Task prompt
Reproduce the data exactly and drop any pictures it holds.

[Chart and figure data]

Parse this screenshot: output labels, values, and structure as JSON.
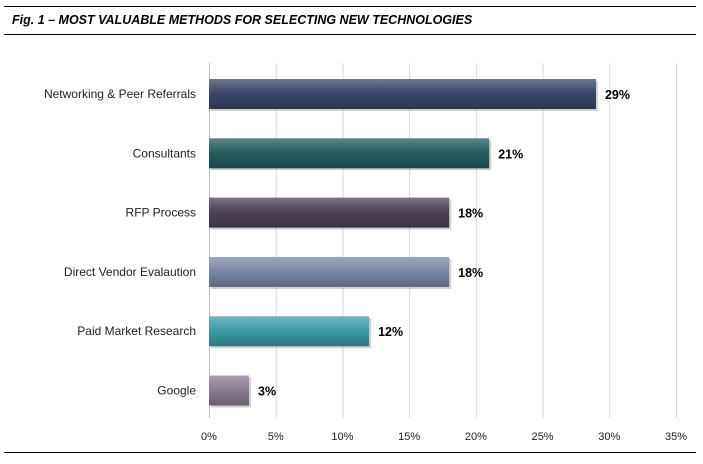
{
  "title": "Fig. 1 – MOST VALUABLE METHODS FOR SELECTING NEW TECHNOLOGIES",
  "chart_data": {
    "type": "bar",
    "orientation": "horizontal",
    "title": "Fig. 1 – MOST VALUABLE METHODS FOR SELECTING NEW TECHNOLOGIES",
    "categories": [
      "Networking & Peer Referrals",
      "Consultants",
      "RFP Process",
      "Direct Vendor Evalaution",
      "Paid Market Research",
      "Google"
    ],
    "values": [
      29,
      21,
      18,
      18,
      12,
      3
    ],
    "data_labels": [
      "29%",
      "21%",
      "18%",
      "18%",
      "12%",
      "3%"
    ],
    "colors": [
      "#3b4868",
      "#245f63",
      "#4e4358",
      "#7c89ab",
      "#3f9dab",
      "#8c7d93"
    ],
    "xlim": [
      0,
      35
    ],
    "xticks": [
      0,
      5,
      10,
      15,
      20,
      25,
      30,
      35
    ],
    "xtick_labels": [
      "0%",
      "5%",
      "10%",
      "15%",
      "20%",
      "25%",
      "30%",
      "35%"
    ],
    "xlabel": "",
    "ylabel": "",
    "grid": "vertical",
    "legend": "none"
  }
}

Solution for this problem
Parse this screenshot: output labels, values, and structure as JSON.
{
  "title": "Fig. 1 – MOST VALUABLE METHODS FOR SELECTING NEW TECHNOLOGIES",
  "chart_data": {
    "type": "bar",
    "orientation": "horizontal",
    "title": "Fig. 1 – MOST VALUABLE METHODS FOR SELECTING NEW TECHNOLOGIES",
    "categories": [
      "Networking & Peer Referrals",
      "Consultants",
      "RFP Process",
      "Direct Vendor Evalaution",
      "Paid Market Research",
      "Google"
    ],
    "values": [
      29,
      21,
      18,
      18,
      12,
      3
    ],
    "data_labels": [
      "29%",
      "21%",
      "18%",
      "18%",
      "12%",
      "3%"
    ],
    "colors": [
      "#3b4868",
      "#245f63",
      "#4e4358",
      "#7c89ab",
      "#3f9dab",
      "#8c7d93"
    ],
    "xlim": [
      0,
      35
    ],
    "xticks": [
      0,
      5,
      10,
      15,
      20,
      25,
      30,
      35
    ],
    "xtick_labels": [
      "0%",
      "5%",
      "10%",
      "15%",
      "20%",
      "25%",
      "30%",
      "35%"
    ],
    "xlabel": "",
    "ylabel": "",
    "grid": "vertical",
    "legend": "none"
  }
}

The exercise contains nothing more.